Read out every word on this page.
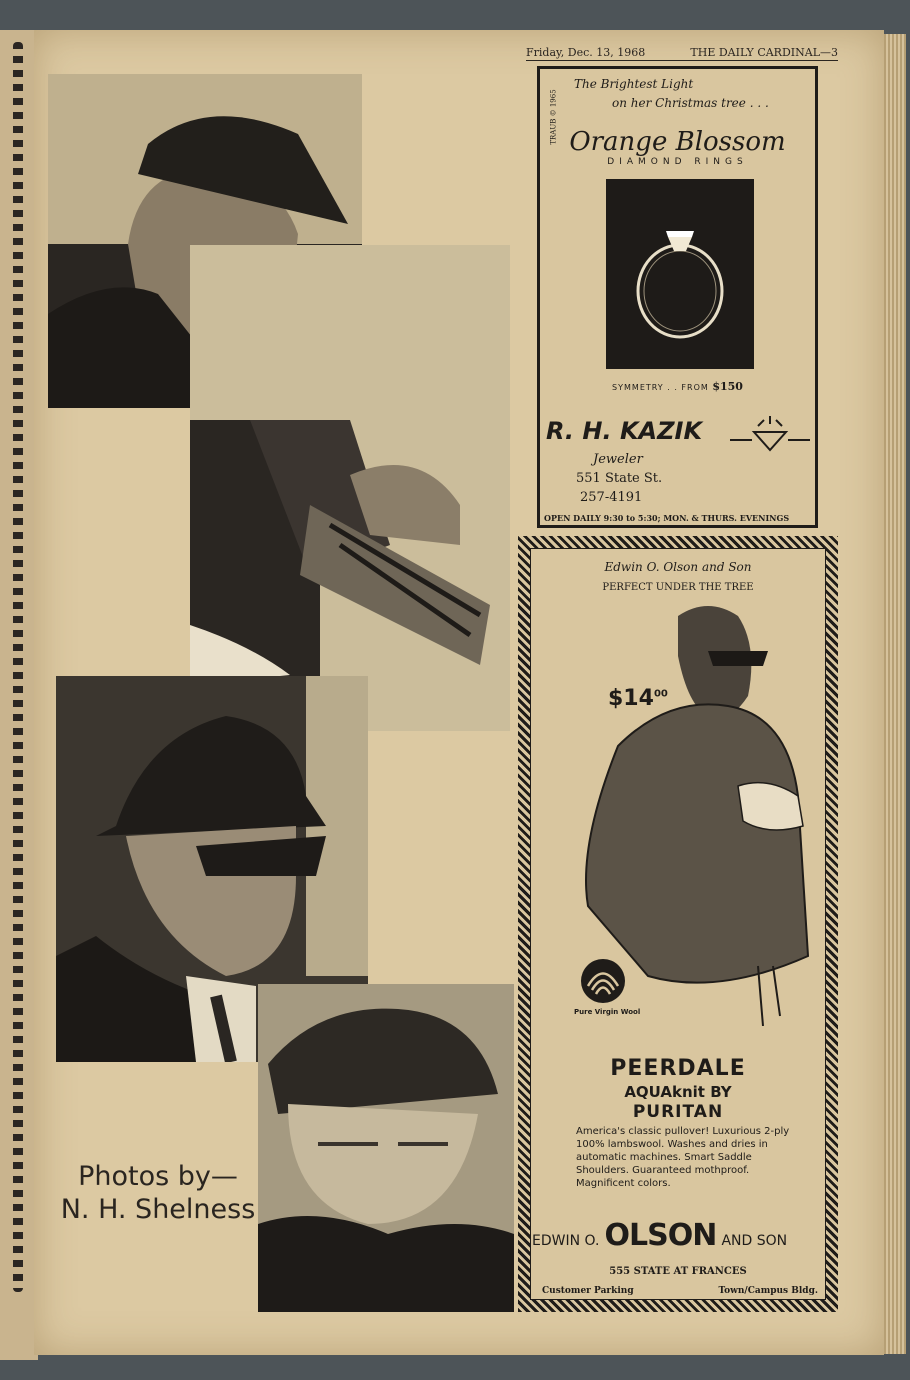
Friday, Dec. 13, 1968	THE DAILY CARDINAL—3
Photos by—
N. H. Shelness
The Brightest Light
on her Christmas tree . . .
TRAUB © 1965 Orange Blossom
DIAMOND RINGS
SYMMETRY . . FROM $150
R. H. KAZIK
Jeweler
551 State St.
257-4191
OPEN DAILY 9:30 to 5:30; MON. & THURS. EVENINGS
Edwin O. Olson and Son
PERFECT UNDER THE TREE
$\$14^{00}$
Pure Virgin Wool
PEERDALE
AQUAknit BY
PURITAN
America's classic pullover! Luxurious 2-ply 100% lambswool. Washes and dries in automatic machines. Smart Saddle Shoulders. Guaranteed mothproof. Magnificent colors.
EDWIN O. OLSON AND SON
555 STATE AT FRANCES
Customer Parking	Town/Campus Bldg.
────
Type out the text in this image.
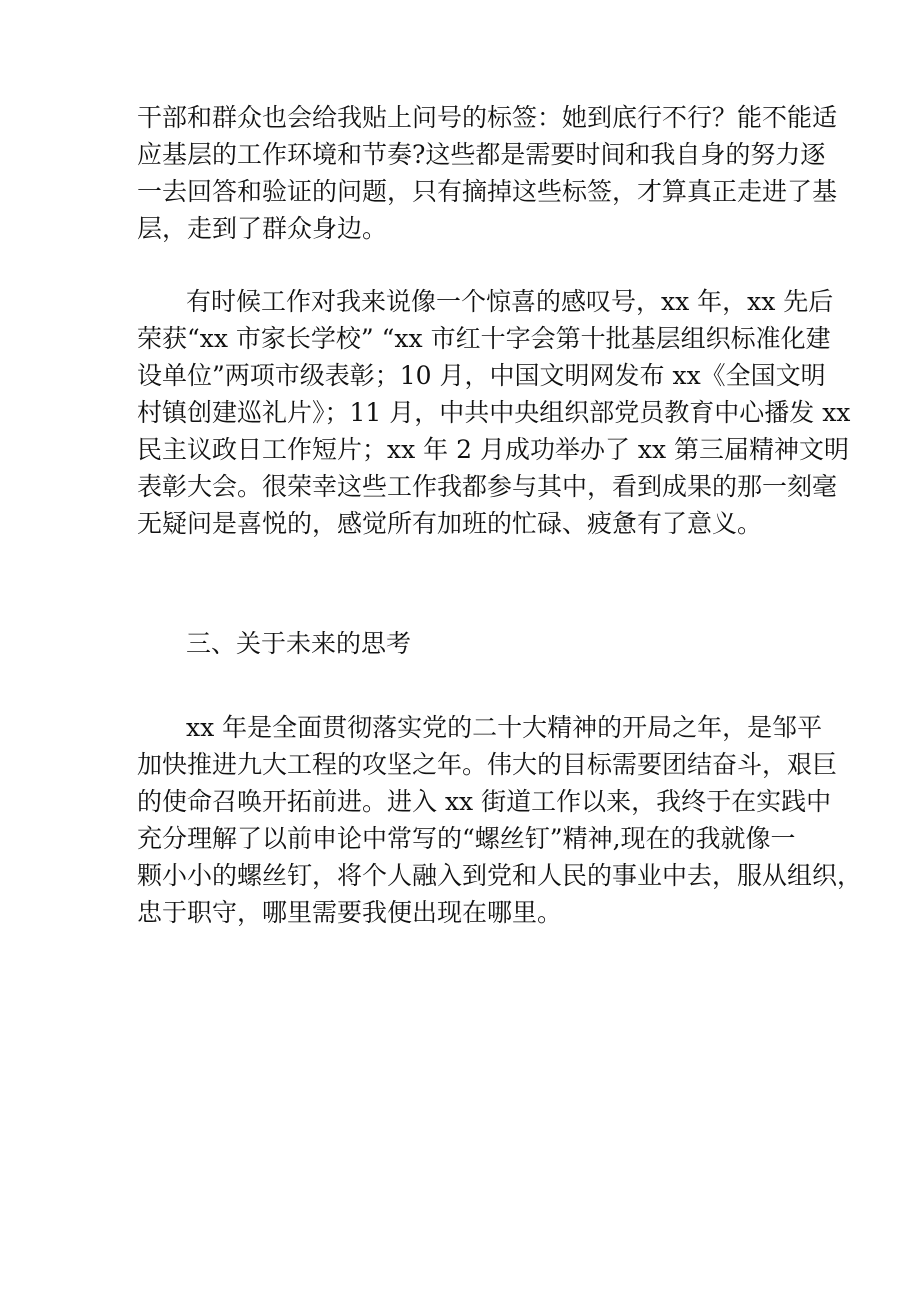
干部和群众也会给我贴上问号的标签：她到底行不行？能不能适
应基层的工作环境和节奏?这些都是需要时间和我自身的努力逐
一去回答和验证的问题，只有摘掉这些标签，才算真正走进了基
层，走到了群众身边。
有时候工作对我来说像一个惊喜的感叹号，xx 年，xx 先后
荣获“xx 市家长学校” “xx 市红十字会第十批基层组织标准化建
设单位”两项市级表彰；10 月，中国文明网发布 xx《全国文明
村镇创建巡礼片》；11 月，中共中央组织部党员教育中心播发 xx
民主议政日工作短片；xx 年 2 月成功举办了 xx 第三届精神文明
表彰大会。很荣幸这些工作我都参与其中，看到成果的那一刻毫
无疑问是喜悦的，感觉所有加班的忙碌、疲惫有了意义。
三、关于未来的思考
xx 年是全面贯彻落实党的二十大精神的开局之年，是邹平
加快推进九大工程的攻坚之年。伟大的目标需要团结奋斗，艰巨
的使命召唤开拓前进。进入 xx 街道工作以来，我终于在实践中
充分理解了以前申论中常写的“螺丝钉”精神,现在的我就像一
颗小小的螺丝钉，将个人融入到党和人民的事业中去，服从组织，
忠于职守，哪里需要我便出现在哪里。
────
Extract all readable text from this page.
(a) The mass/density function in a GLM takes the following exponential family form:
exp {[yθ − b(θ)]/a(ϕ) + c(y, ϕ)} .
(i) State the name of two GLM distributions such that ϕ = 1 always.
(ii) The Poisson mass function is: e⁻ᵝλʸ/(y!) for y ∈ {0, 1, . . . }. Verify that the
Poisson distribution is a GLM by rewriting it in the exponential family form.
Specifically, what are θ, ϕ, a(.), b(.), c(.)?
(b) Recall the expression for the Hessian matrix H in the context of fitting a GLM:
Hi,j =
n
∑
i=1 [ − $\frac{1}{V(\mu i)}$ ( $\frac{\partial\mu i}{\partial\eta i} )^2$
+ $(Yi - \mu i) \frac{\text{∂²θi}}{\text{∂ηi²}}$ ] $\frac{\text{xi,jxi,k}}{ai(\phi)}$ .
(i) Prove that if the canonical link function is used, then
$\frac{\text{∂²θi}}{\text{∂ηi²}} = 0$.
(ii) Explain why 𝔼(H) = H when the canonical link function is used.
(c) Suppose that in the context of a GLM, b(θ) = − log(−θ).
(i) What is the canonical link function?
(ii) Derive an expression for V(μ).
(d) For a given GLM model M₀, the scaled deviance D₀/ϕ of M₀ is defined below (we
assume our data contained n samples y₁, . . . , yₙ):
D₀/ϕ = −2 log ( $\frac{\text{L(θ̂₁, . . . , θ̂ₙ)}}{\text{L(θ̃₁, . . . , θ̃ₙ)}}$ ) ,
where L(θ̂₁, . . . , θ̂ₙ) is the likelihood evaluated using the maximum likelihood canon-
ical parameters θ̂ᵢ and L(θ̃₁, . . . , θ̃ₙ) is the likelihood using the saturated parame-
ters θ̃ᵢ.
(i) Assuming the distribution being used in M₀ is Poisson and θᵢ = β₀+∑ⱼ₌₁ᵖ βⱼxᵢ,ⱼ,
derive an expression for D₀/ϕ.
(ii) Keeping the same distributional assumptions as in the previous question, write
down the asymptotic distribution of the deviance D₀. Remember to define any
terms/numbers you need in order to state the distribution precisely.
────
(What to produce) Pull out every line containing "that".

(The output)
(i) State the name of two GLM distributions such that ϕ = 1 always.
(ii) The Poisson mass function is: e⁻ᵝλʸ/(y!) for y ∈ {0, 1, . . . }. Verify that the
(i) Prove that if the canonical link function is used, then
(c) Suppose that in the context of a GLM, b(θ) = − log(−θ).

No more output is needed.